The problem:
Repeat the records below exactly.

Data section:

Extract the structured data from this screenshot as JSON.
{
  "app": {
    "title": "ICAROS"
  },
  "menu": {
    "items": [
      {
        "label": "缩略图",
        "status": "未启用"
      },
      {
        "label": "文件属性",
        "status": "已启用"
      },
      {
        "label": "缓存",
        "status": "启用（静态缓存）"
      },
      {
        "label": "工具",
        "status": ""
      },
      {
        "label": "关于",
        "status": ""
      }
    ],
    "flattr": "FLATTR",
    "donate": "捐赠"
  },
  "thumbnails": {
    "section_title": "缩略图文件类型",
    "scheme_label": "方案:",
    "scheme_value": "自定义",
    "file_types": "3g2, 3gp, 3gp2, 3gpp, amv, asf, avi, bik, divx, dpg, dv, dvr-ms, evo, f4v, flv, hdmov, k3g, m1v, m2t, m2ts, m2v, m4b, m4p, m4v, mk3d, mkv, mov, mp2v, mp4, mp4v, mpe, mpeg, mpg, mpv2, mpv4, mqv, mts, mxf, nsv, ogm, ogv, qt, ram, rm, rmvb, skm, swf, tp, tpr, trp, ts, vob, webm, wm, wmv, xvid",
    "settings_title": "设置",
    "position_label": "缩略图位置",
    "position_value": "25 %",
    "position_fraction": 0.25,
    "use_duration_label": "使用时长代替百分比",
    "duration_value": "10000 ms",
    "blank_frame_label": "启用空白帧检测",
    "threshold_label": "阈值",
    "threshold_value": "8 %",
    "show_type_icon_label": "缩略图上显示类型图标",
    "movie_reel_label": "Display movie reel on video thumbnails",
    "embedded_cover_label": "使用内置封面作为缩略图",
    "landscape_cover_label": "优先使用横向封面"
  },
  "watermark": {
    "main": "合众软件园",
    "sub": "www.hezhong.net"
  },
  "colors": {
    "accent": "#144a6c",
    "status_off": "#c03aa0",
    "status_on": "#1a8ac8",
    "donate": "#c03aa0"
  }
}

Solution for this exercise:
Extract the structured data from this screenshot as JSON.
{
  "app": {
    "title": "ICAROS"
  },
  "menu": {
    "items": [
      {
        "label": "缩略图",
        "status": "未启用"
      },
      {
        "label": "文件属性",
        "status": "已启用"
      },
      {
        "label": "缓存",
        "status": "启用（静态缓存）"
      },
      {
        "label": "工具",
        "status": ""
      },
      {
        "label": "关于",
        "status": ""
      }
    ],
    "flattr": "FLATTR",
    "donate": "捐赠"
  },
  "thumbnails": {
    "section_title": "缩略图文件类型",
    "scheme_label": "方案:",
    "scheme_value": "自定义",
    "file_types": "3g2, 3gp, 3gp2, 3gpp, amv, asf, avi, bik, divx, dpg, dv, dvr-ms, evo, f4v, flv, hdmov, k3g, m1v, m2t, m2ts, m2v, m4b, m4p, m4v, mk3d, mkv, mov, mp2v, mp4, mp4v, mpe, mpeg, mpg, mpv2, mpv4, mqv, mts, mxf, nsv, ogm, ogv, qt, ram, rm, rmvb, skm, swf, tp, tpr, trp, ts, vob, webm, wm, wmv, xvid",
    "settings_title": "设置",
    "position_label": "缩略图位置",
    "position_value": "25 %",
    "position_fraction": 0.25,
    "use_duration_label": "使用时长代替百分比",
    "duration_value": "10000 ms",
    "blank_frame_label": "启用空白帧检测",
    "threshold_label": "阈值",
    "threshold_value": "8 %",
    "show_type_icon_label": "缩略图上显示类型图标",
    "movie_reel_label": "Display movie reel on video thumbnails",
    "embedded_cover_label": "使用内置封面作为缩略图",
    "landscape_cover_label": "优先使用横向封面"
  },
  "watermark": {
    "main": "合众软件园",
    "sub": "www.hezhong.net"
  },
  "colors": {
    "accent": "#144a6c",
    "status_off": "#c03aa0",
    "status_on": "#1a8ac8",
    "donate": "#c03aa0"
  }
}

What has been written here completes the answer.